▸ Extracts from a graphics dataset

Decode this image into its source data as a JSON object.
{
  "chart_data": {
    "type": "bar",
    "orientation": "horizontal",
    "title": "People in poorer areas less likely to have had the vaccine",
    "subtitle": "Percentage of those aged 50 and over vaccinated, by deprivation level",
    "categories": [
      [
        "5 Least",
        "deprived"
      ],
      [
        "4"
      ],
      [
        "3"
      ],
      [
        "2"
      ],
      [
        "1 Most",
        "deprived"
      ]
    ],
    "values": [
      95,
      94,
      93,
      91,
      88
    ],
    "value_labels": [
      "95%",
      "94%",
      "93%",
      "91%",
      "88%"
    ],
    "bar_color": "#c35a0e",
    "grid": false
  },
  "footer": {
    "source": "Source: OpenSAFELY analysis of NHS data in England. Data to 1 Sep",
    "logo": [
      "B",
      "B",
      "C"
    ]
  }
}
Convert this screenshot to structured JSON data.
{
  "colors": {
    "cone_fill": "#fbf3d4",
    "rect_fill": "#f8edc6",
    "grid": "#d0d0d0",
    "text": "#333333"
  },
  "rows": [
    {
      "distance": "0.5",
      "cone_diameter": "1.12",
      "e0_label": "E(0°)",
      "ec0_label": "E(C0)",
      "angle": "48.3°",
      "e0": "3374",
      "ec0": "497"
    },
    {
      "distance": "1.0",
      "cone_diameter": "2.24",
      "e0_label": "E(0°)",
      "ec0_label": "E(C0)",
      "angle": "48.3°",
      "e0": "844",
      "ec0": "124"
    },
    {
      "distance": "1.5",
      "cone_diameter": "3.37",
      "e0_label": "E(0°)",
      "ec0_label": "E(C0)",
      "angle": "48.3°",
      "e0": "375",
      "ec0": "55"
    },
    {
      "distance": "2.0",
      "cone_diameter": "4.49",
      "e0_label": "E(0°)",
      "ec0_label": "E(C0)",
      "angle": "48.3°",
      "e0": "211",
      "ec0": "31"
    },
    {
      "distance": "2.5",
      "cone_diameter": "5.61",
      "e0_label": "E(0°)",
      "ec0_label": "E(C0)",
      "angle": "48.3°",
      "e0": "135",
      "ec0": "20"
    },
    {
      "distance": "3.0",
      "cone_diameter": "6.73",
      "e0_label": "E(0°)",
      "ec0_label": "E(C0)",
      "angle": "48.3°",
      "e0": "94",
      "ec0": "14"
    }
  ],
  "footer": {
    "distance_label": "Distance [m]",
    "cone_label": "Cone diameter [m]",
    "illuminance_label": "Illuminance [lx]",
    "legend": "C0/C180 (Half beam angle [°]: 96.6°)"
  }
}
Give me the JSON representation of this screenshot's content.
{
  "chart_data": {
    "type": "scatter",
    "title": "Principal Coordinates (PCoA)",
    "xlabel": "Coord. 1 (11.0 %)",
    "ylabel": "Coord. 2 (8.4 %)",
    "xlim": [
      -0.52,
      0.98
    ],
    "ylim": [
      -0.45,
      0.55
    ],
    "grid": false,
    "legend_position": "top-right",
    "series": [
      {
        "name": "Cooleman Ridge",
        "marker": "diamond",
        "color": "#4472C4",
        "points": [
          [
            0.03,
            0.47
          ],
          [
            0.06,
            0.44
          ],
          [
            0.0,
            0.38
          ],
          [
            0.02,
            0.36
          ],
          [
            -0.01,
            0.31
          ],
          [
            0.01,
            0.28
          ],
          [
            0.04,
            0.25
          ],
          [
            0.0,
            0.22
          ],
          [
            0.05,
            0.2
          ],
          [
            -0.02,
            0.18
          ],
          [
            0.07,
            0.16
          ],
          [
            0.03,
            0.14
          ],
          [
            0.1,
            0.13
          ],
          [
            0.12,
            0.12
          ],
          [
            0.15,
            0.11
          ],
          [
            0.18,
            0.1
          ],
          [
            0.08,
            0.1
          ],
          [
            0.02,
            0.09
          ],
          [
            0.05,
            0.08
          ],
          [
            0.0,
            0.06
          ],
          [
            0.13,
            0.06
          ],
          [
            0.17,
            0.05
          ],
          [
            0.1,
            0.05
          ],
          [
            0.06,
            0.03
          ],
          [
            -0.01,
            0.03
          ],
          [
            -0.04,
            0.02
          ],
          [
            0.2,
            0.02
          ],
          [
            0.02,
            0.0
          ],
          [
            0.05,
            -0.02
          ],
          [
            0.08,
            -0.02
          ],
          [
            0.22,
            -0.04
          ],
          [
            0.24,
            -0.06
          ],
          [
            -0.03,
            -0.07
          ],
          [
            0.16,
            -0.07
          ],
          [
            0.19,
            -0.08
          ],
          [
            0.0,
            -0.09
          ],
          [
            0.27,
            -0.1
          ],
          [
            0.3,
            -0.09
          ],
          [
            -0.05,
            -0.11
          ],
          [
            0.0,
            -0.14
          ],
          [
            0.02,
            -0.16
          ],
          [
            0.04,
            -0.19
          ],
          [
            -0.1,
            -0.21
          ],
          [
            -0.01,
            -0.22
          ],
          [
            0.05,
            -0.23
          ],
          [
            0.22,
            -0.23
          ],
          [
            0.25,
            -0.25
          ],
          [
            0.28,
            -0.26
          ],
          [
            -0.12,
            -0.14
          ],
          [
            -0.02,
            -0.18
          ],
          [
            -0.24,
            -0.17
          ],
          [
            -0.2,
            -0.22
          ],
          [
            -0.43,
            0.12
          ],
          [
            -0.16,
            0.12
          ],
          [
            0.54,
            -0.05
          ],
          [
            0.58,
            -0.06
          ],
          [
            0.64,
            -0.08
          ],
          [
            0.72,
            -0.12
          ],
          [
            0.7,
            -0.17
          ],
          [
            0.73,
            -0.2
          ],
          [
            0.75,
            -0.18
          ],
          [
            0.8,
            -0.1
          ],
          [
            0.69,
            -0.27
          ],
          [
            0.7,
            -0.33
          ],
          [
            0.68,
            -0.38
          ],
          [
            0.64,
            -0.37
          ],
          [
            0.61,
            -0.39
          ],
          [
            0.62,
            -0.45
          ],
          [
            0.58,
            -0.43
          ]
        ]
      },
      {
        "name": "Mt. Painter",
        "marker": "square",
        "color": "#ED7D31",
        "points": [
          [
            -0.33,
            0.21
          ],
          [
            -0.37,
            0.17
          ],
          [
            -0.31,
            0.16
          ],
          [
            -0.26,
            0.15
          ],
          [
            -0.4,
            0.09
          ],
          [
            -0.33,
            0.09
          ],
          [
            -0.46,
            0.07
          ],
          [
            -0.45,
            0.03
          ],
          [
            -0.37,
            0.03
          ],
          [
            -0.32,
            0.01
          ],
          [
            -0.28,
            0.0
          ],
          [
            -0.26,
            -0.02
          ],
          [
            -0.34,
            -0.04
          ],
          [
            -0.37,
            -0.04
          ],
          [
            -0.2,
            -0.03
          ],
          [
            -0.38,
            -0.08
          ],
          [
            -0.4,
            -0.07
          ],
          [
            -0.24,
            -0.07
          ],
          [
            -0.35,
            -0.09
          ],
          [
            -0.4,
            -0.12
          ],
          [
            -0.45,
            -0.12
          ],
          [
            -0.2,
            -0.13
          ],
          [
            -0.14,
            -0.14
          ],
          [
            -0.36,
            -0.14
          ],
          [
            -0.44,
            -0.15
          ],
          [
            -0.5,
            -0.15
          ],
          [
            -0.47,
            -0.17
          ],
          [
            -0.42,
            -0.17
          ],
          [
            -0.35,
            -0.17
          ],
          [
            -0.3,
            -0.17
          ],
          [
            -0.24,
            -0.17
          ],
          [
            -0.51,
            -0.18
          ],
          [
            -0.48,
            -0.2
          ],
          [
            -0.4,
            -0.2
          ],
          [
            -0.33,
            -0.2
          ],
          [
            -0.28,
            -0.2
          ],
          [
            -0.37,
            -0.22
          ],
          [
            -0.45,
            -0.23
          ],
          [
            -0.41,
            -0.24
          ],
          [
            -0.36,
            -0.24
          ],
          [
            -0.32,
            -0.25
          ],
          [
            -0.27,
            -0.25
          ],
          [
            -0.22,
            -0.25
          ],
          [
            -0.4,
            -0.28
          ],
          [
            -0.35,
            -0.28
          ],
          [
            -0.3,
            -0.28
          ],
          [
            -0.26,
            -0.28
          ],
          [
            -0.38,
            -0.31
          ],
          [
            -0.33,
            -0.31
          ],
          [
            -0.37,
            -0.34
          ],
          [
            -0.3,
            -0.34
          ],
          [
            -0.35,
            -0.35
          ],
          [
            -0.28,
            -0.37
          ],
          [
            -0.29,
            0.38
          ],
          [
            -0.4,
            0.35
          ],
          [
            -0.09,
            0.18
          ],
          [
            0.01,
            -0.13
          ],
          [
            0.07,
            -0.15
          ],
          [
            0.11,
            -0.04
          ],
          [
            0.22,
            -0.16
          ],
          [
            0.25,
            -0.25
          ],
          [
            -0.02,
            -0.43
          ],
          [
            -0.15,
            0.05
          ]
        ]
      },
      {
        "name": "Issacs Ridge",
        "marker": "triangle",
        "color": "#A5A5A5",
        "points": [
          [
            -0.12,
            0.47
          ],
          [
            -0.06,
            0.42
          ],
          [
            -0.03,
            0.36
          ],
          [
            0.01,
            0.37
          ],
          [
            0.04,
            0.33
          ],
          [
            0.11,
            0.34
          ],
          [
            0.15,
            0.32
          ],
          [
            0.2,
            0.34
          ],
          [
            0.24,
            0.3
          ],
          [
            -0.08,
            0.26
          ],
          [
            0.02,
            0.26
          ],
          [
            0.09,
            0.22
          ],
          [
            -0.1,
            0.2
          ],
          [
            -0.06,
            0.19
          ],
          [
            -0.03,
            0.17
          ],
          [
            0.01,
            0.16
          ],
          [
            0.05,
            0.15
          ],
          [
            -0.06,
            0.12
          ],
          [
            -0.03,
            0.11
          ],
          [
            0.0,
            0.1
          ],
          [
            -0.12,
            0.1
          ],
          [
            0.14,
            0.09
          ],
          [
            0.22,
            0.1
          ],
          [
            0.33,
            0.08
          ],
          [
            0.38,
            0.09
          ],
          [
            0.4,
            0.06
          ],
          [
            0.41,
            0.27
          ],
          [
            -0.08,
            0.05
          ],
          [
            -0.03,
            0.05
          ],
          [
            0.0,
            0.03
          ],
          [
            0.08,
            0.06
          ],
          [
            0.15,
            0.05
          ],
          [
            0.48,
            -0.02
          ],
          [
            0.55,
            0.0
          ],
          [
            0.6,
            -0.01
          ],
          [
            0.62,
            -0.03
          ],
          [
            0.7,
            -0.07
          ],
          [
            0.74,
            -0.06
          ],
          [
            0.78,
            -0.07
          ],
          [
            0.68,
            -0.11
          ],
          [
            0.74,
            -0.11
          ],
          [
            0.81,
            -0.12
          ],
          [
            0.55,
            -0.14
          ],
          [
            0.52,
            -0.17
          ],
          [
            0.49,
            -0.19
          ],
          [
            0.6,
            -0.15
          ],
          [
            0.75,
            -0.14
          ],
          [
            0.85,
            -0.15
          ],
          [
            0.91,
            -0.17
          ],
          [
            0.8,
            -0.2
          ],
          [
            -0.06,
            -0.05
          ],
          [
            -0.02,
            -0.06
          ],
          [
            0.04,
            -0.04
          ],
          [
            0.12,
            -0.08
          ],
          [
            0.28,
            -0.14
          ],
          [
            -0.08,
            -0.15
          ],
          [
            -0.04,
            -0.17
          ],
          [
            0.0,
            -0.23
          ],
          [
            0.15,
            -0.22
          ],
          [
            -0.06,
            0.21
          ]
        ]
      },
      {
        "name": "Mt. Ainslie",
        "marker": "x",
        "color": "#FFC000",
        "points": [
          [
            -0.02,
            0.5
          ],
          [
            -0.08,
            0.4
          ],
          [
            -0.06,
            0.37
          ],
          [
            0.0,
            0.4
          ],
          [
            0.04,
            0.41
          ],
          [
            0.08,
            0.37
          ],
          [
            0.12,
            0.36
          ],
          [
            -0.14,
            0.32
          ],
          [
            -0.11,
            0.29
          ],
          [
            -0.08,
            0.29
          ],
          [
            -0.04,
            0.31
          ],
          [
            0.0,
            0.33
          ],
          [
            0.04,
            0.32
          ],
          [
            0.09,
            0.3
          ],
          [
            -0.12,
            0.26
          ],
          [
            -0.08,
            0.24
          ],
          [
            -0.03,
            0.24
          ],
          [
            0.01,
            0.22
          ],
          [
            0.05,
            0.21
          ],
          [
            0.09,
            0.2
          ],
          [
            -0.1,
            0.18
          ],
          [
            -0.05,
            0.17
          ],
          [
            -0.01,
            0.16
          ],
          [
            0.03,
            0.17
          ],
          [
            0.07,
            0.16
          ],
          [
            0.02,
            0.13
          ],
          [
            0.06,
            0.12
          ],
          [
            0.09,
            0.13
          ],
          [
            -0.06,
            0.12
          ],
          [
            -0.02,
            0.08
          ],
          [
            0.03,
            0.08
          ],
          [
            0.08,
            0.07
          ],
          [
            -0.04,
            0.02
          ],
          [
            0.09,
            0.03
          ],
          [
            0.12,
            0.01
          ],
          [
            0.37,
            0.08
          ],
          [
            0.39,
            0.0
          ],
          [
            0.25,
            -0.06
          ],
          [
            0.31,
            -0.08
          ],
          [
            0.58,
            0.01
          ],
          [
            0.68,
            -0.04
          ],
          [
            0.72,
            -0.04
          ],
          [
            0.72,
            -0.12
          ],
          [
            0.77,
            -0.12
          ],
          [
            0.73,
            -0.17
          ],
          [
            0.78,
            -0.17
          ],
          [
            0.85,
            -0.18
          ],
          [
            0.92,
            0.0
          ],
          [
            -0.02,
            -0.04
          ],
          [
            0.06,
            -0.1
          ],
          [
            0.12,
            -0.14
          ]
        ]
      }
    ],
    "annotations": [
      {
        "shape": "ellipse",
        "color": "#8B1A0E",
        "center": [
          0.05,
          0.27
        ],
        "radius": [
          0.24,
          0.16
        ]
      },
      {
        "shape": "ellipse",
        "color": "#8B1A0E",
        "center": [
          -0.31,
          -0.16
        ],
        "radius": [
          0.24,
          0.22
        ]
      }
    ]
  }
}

▸ WRITTEN INSTRUCTION
Using the listing, collect all lines in which the string "source" is found.

▸ OUTPUT
Decode this image into its source data as a JSON object.
    "source": "Source: OpenSAFELY analysis of NHS data in England. Data to 1 Sep",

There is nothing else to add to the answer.